-- Begin Listed entries --

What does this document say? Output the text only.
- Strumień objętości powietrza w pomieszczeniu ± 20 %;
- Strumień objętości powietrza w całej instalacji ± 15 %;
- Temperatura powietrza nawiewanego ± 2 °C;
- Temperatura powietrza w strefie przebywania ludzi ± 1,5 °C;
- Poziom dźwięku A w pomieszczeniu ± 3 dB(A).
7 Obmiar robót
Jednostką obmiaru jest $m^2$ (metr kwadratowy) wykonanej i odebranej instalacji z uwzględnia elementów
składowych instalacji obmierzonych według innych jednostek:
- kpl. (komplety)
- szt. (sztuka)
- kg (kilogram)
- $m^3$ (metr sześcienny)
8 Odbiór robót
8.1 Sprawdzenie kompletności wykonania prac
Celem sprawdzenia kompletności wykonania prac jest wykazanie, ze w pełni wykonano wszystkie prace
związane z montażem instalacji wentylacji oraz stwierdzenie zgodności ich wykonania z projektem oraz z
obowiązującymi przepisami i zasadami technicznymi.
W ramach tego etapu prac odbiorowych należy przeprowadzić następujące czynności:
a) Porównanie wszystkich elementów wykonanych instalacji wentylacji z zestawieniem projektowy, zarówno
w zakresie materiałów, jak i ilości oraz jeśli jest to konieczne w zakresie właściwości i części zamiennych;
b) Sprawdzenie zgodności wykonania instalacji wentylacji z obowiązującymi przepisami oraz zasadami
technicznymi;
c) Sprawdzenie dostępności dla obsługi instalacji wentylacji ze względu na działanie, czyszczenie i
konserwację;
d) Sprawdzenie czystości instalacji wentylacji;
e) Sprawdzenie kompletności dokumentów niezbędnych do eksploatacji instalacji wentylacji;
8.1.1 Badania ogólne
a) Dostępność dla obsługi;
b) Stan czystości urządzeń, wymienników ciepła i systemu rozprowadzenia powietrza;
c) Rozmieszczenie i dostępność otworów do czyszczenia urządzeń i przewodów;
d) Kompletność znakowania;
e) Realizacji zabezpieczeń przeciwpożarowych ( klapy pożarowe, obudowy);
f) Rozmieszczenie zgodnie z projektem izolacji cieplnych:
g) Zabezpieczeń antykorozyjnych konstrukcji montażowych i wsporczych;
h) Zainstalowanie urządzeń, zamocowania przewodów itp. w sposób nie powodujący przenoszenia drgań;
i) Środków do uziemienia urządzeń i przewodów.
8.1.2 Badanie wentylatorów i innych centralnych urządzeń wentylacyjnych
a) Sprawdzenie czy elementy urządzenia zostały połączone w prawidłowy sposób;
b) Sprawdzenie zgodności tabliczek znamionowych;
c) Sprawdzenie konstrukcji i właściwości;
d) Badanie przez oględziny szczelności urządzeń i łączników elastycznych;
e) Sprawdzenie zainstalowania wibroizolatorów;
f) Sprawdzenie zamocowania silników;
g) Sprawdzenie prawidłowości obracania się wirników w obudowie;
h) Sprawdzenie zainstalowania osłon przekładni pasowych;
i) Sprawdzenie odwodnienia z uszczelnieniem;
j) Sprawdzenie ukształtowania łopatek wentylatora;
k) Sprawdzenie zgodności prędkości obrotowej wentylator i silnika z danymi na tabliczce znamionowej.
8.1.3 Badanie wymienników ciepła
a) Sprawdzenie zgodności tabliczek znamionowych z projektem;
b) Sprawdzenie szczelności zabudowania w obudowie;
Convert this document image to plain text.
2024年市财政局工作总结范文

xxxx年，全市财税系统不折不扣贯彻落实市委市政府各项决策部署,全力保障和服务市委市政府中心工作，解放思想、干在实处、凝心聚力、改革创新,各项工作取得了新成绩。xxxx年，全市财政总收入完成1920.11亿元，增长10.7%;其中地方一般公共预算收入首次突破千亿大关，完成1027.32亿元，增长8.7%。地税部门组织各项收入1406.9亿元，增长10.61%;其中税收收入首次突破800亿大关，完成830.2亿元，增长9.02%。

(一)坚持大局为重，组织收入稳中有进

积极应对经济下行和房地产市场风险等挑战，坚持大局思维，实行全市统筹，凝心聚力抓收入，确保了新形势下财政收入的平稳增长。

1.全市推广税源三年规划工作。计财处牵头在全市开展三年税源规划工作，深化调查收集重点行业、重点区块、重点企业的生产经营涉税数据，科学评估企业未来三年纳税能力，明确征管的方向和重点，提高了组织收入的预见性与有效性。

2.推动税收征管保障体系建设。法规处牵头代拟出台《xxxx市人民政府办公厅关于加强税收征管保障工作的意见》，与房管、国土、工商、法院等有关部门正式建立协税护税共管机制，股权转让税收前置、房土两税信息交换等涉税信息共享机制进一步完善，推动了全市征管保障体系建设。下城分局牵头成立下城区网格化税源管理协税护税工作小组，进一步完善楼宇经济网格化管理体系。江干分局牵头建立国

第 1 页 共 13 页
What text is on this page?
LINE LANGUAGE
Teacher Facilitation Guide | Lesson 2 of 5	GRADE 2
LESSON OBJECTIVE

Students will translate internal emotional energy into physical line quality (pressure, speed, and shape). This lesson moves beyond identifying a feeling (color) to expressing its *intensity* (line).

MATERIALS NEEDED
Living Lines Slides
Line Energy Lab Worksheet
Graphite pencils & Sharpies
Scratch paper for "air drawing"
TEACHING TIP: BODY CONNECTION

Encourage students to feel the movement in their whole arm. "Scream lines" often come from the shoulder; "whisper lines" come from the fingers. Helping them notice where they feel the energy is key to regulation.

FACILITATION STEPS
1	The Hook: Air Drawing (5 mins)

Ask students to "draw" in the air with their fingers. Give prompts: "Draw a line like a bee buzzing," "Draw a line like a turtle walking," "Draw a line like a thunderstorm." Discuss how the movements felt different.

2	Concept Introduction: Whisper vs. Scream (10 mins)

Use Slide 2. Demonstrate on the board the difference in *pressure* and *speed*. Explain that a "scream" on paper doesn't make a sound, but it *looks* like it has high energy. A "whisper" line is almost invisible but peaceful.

-- End Listed entries --

## What you are asked to do
Retype all of the data shown above, word for word.

## Exercise output
What does this document say? Output the text only.
- Strumień objętości powietrza w pomieszczeniu ± 20 %;
- Strumień objętości powietrza w całej instalacji ± 15 %;
- Temperatura powietrza nawiewanego ± 2 °C;
- Temperatura powietrza w strefie przebywania ludzi ± 1,5 °C;
- Poziom dźwięku A w pomieszczeniu ± 3 dB(A).
7 Obmiar robót
Jednostką obmiaru jest $m^2$ (metr kwadratowy) wykonanej i odebranej instalacji z uwzględnia elementów
składowych instalacji obmierzonych według innych jednostek:
- kpl. (komplety)
- szt. (sztuka)
- kg (kilogram)
- $m^3$ (metr sześcienny)
8 Odbiór robót
8.1 Sprawdzenie kompletności wykonania prac
Celem sprawdzenia kompletności wykonania prac jest wykazanie, ze w pełni wykonano wszystkie prace
związane z montażem instalacji wentylacji oraz stwierdzenie zgodności ich wykonania z projektem oraz z
obowiązującymi przepisami i zasadami technicznymi.
W ramach tego etapu prac odbiorowych należy przeprowadzić następujące czynności:
a) Porównanie wszystkich elementów wykonanych instalacji wentylacji z zestawieniem projektowy, zarówno
w zakresie materiałów, jak i ilości oraz jeśli jest to konieczne w zakresie właściwości i części zamiennych;
b) Sprawdzenie zgodności wykonania instalacji wentylacji z obowiązującymi przepisami oraz zasadami
technicznymi;
c) Sprawdzenie dostępności dla obsługi instalacji wentylacji ze względu na działanie, czyszczenie i
konserwację;
d) Sprawdzenie czystości instalacji wentylacji;
e) Sprawdzenie kompletności dokumentów niezbędnych do eksploatacji instalacji wentylacji;
8.1.1 Badania ogólne
a) Dostępność dla obsługi;
b) Stan czystości urządzeń, wymienników ciepła i systemu rozprowadzenia powietrza;
c) Rozmieszczenie i dostępność otworów do czyszczenia urządzeń i przewodów;
d) Kompletność znakowania;
e) Realizacji zabezpieczeń przeciwpożarowych ( klapy pożarowe, obudowy);
f) Rozmieszczenie zgodnie z projektem izolacji cieplnych:
g) Zabezpieczeń antykorozyjnych konstrukcji montażowych i wsporczych;
h) Zainstalowanie urządzeń, zamocowania przewodów itp. w sposób nie powodujący przenoszenia drgań;
i) Środków do uziemienia urządzeń i przewodów.
8.1.2 Badanie wentylatorów i innych centralnych urządzeń wentylacyjnych
a) Sprawdzenie czy elementy urządzenia zostały połączone w prawidłowy sposób;
b) Sprawdzenie zgodności tabliczek znamionowych;
c) Sprawdzenie konstrukcji i właściwości;
d) Badanie przez oględziny szczelności urządzeń i łączników elastycznych;
e) Sprawdzenie zainstalowania wibroizolatorów;
f) Sprawdzenie zamocowania silników;
g) Sprawdzenie prawidłowości obracania się wirników w obudowie;
h) Sprawdzenie zainstalowania osłon przekładni pasowych;
i) Sprawdzenie odwodnienia z uszczelnieniem;
j) Sprawdzenie ukształtowania łopatek wentylatora;
k) Sprawdzenie zgodności prędkości obrotowej wentylator i silnika z danymi na tabliczce znamionowej.
8.1.3 Badanie wymienników ciepła
a) Sprawdzenie zgodności tabliczek znamionowych z projektem;
b) Sprawdzenie szczelności zabudowania w obudowie;
Convert this document image to plain text.
2024年市财政局工作总结范文

xxxx年，全市财税系统不折不扣贯彻落实市委市政府各项决策部署,全力保障和服务市委市政府中心工作，解放思想、干在实处、凝心聚力、改革创新,各项工作取得了新成绩。xxxx年，全市财政总收入完成1920.11亿元，增长10.7%;其中地方一般公共预算收入首次突破千亿大关，完成1027.32亿元，增长8.7%。地税部门组织各项收入1406.9亿元，增长10.61%;其中税收收入首次突破800亿大关，完成830.2亿元，增长9.02%。

(一)坚持大局为重，组织收入稳中有进

积极应对经济下行和房地产市场风险等挑战，坚持大局思维，实行全市统筹，凝心聚力抓收入，确保了新形势下财政收入的平稳增长。

1.全市推广税源三年规划工作。计财处牵头在全市开展三年税源规划工作，深化调查收集重点行业、重点区块、重点企业的生产经营涉税数据，科学评估企业未来三年纳税能力，明确征管的方向和重点，提高了组织收入的预见性与有效性。

2.推动税收征管保障体系建设。法规处牵头代拟出台《xxxx市人民政府办公厅关于加强税收征管保障工作的意见》，与房管、国土、工商、法院等有关部门正式建立协税护税共管机制，股权转让税收前置、房土两税信息交换等涉税信息共享机制进一步完善，推动了全市征管保障体系建设。下城分局牵头成立下城区网格化税源管理协税护税工作小组，进一步完善楼宇经济网格化管理体系。江干分局牵头建立国

第 1 页 共 13 页
What text is on this page?
LINE LANGUAGE
Teacher Facilitation Guide | Lesson 2 of 5	GRADE 2
LESSON OBJECTIVE

Students will translate internal emotional energy into physical line quality (pressure, speed, and shape). This lesson moves beyond identifying a feeling (color) to expressing its *intensity* (line).

MATERIALS NEEDED
Living Lines Slides
Line Energy Lab Worksheet
Graphite pencils & Sharpies
Scratch paper for "air drawing"
TEACHING TIP: BODY CONNECTION

Encourage students to feel the movement in their whole arm. "Scream lines" often come from the shoulder; "whisper lines" come from the fingers. Helping them notice where they feel the energy is key to regulation.

FACILITATION STEPS
1	The Hook: Air Drawing (5 mins)

Ask students to "draw" in the air with their fingers. Give prompts: "Draw a line like a bee buzzing," "Draw a line like a turtle walking," "Draw a line like a thunderstorm." Discuss how the movements felt different.

2	Concept Introduction: Whisper vs. Scream (10 mins)

Use Slide 2. Demonstrate on the board the difference in *pressure* and *speed*. Explain that a "scream" on paper doesn't make a sound, but it *looks* like it has high energy. A "whisper" line is almost invisible but peaceful.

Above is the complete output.